-- START OF RAW RECORDS --
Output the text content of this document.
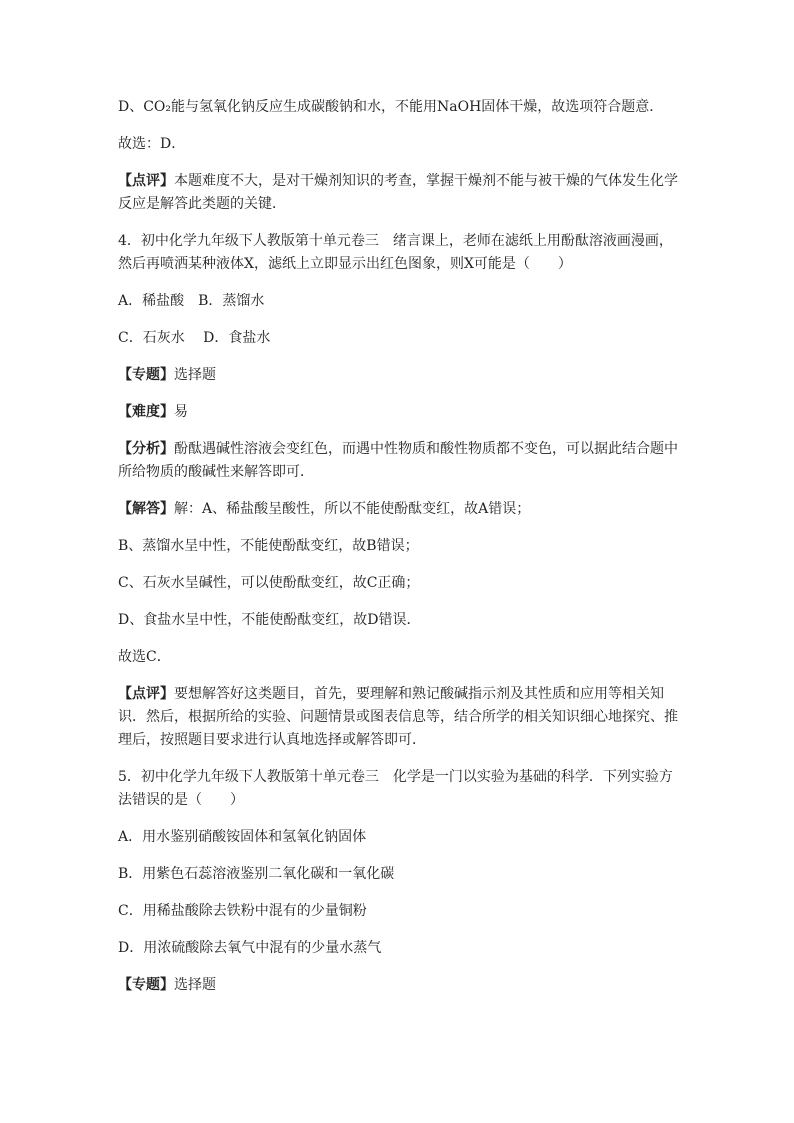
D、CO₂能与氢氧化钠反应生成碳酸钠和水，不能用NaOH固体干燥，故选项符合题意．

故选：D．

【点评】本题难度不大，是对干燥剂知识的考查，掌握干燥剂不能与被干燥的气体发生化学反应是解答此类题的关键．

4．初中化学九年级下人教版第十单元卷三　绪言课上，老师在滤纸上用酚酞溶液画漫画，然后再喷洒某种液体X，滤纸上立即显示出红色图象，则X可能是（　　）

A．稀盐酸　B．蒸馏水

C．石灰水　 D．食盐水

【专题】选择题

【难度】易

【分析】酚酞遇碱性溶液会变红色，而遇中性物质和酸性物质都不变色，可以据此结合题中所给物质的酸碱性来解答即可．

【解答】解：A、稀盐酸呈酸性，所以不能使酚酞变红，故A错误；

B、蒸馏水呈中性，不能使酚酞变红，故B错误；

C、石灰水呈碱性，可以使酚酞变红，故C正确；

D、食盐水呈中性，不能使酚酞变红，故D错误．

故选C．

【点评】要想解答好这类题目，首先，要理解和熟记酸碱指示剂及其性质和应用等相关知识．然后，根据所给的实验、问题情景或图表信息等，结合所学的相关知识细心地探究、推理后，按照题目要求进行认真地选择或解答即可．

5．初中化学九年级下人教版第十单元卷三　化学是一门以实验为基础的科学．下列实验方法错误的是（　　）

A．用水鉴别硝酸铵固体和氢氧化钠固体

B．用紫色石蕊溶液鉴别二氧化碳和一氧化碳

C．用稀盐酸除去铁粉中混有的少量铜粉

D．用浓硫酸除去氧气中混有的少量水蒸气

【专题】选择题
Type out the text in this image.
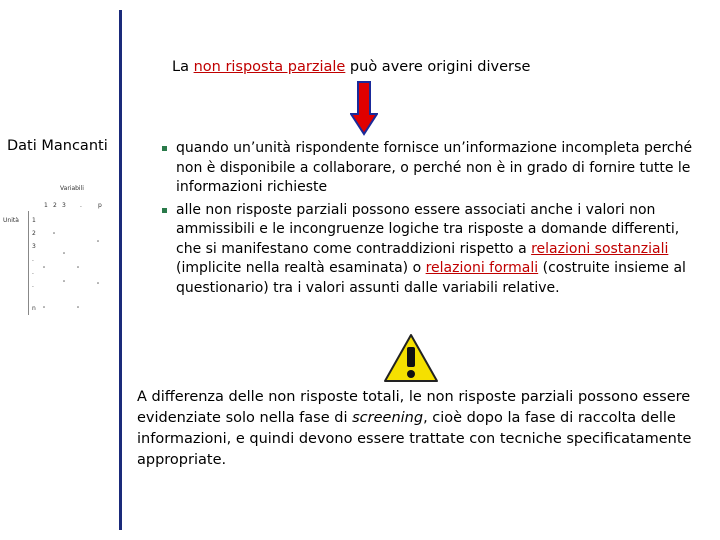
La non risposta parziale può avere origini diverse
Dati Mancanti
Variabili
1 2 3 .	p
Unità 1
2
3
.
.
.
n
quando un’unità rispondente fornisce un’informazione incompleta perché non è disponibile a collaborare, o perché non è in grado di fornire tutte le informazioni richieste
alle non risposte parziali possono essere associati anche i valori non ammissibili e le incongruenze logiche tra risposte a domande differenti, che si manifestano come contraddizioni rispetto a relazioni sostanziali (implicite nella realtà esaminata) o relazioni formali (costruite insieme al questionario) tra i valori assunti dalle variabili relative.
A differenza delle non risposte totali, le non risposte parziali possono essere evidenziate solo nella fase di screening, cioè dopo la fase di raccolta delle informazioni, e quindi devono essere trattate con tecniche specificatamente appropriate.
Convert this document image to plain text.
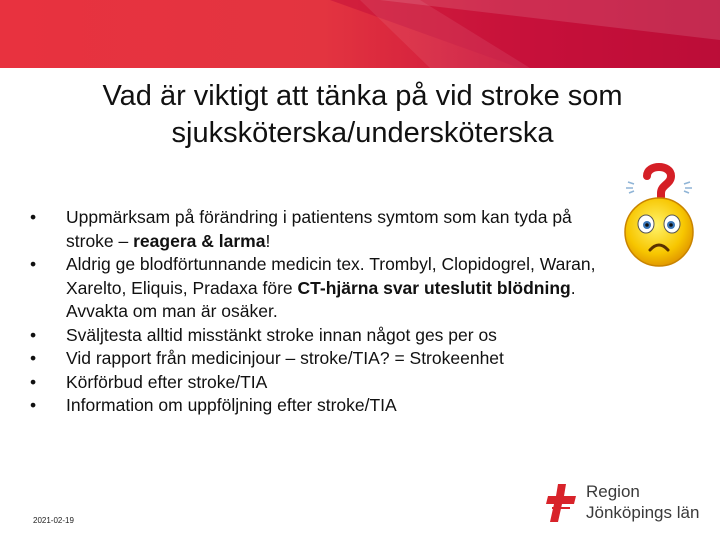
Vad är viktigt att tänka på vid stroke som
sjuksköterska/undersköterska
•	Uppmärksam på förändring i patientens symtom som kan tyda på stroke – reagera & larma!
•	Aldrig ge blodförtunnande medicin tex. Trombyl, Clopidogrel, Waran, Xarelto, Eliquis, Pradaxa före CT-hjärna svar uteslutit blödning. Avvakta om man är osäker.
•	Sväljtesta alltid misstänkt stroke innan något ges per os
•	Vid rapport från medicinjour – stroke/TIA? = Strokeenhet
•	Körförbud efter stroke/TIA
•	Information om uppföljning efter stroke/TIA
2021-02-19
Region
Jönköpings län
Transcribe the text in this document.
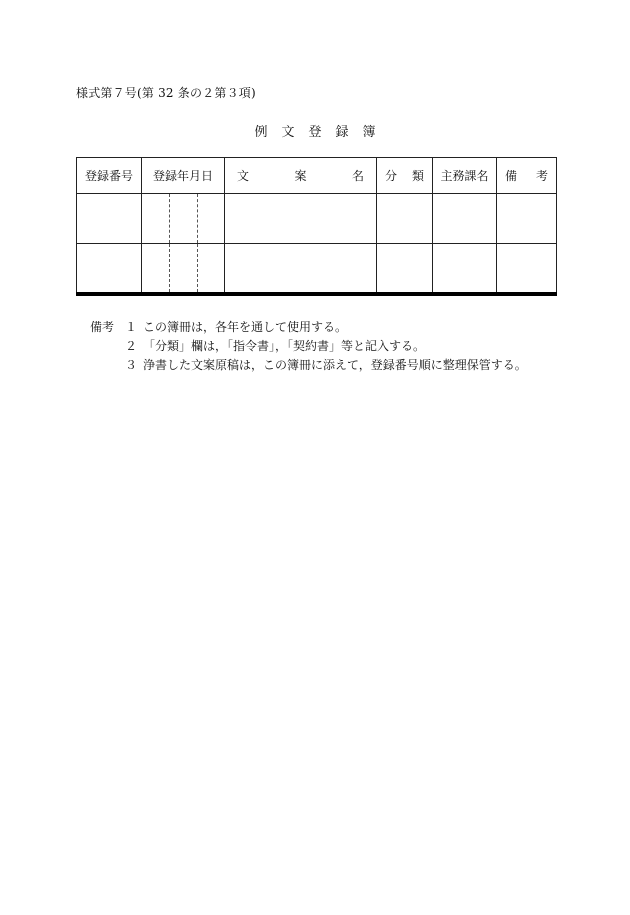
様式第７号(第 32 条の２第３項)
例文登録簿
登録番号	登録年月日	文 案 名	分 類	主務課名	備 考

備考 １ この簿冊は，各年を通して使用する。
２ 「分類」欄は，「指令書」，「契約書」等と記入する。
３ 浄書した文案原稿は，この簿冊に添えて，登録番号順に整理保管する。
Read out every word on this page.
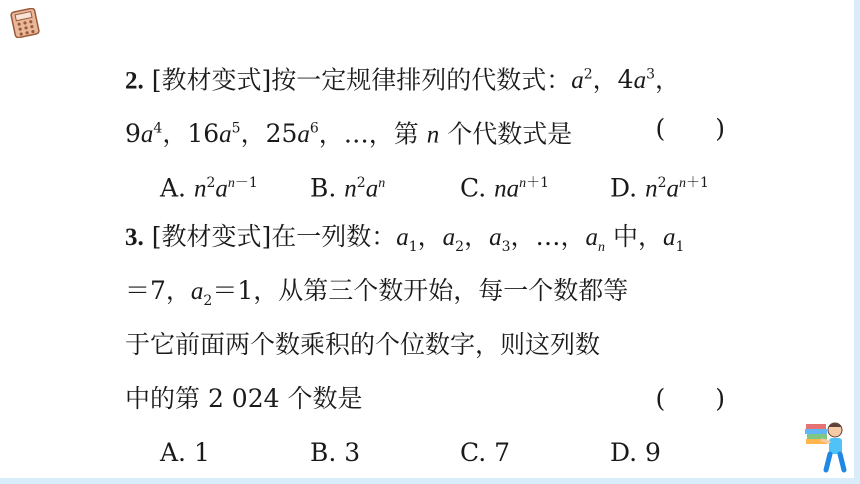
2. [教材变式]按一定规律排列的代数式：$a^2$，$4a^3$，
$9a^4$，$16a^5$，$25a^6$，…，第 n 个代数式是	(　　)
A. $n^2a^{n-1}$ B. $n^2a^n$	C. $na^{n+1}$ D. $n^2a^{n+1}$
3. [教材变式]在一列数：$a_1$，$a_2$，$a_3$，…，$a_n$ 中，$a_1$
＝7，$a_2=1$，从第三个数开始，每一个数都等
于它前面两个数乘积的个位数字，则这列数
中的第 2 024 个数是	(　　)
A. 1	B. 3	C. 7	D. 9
-- END OF RAW RECORDS --
### REQUIRED TASK
Write every record out again exactly; no pictures belong in the copy.

### COMPLETED EXERCISE
Output the text content of this document.
D、CO₂能与氢氧化钠反应生成碳酸钠和水，不能用NaOH固体干燥，故选项符合题意．

故选：D．

【点评】本题难度不大，是对干燥剂知识的考查，掌握干燥剂不能与被干燥的气体发生化学反应是解答此类题的关键．

4．初中化学九年级下人教版第十单元卷三　绪言课上，老师在滤纸上用酚酞溶液画漫画，然后再喷洒某种液体X，滤纸上立即显示出红色图象，则X可能是（　　）

A．稀盐酸　B．蒸馏水

C．石灰水　 D．食盐水

【专题】选择题

【难度】易

【分析】酚酞遇碱性溶液会变红色，而遇中性物质和酸性物质都不变色，可以据此结合题中所给物质的酸碱性来解答即可．

【解答】解：A、稀盐酸呈酸性，所以不能使酚酞变红，故A错误；

B、蒸馏水呈中性，不能使酚酞变红，故B错误；

C、石灰水呈碱性，可以使酚酞变红，故C正确；

D、食盐水呈中性，不能使酚酞变红，故D错误．

故选C．

【点评】要想解答好这类题目，首先，要理解和熟记酸碱指示剂及其性质和应用等相关知识．然后，根据所给的实验、问题情景或图表信息等，结合所学的相关知识细心地探究、推理后，按照题目要求进行认真地选择或解答即可．

5．初中化学九年级下人教版第十单元卷三　化学是一门以实验为基础的科学．下列实验方法错误的是（　　）

A．用水鉴别硝酸铵固体和氢氧化钠固体

B．用紫色石蕊溶液鉴别二氧化碳和一氧化碳

C．用稀盐酸除去铁粉中混有的少量铜粉

D．用浓硫酸除去氧气中混有的少量水蒸气

【专题】选择题
Type out the text in this image.
La non risposta parziale può avere origini diverse
Dati Mancanti
Variabili
1 2 3 .	p
Unità 1
2
3
.
.
.
n
quando un’unità rispondente fornisce un’informazione incompleta perché non è disponibile a collaborare, o perché non è in grado di fornire tutte le informazioni richieste
alle non risposte parziali possono essere associati anche i valori non ammissibili e le incongruenze logiche tra risposte a domande differenti, che si manifestano come contraddizioni rispetto a relazioni sostanziali (implicite nella realtà esaminata) o relazioni formali (costruite insieme al questionario) tra i valori assunti dalle variabili relative.
A differenza delle non risposte totali, le non risposte parziali possono essere evidenziate solo nella fase di screening, cioè dopo la fase di raccolta delle informazioni, e quindi devono essere trattate con tecniche specificatamente appropriate.
Convert this document image to plain text.
Vad är viktigt att tänka på vid stroke som
sjuksköterska/undersköterska
•	Uppmärksam på förändring i patientens symtom som kan tyda på stroke – reagera & larma!
•	Aldrig ge blodförtunnande medicin tex. Trombyl, Clopidogrel, Waran, Xarelto, Eliquis, Pradaxa före CT-hjärna svar uteslutit blödning. Avvakta om man är osäker.
•	Sväljtesta alltid misstänkt stroke innan något ges per os
•	Vid rapport från medicinjour – stroke/TIA? = Strokeenhet
•	Körförbud efter stroke/TIA
•	Information om uppföljning efter stroke/TIA
2021-02-19
Region
Jönköpings län
Transcribe the text in this document.
様式第７号(第 32 条の２第３項)
例文登録簿
登録番号	登録年月日	文 案 名	分 類	主務課名	備 考

備考 １ この簿冊は，各年を通して使用する。
２ 「分類」欄は，「指令書」，「契約書」等と記入する。
３ 浄書した文案原稿は，この簿冊に添えて，登録番号順に整理保管する。
Read out every word on this page.
2. [教材变式]按一定规律排列的代数式：$a^2$，$4a^3$，
$9a^4$，$16a^5$，$25a^6$，…，第 n 个代数式是	(　　)
A. $n^2a^{n-1}$ B. $n^2a^n$	C. $na^{n+1}$ D. $n^2a^{n+1}$
3. [教材变式]在一列数：$a_1$，$a_2$，$a_3$，…，$a_n$ 中，$a_1$
＝7，$a_2=1$，从第三个数开始，每一个数都等
于它前面两个数乘积的个位数字，则这列数
中的第 2 024 个数是	(　　)
A. 1	B. 3	C. 7	D. 9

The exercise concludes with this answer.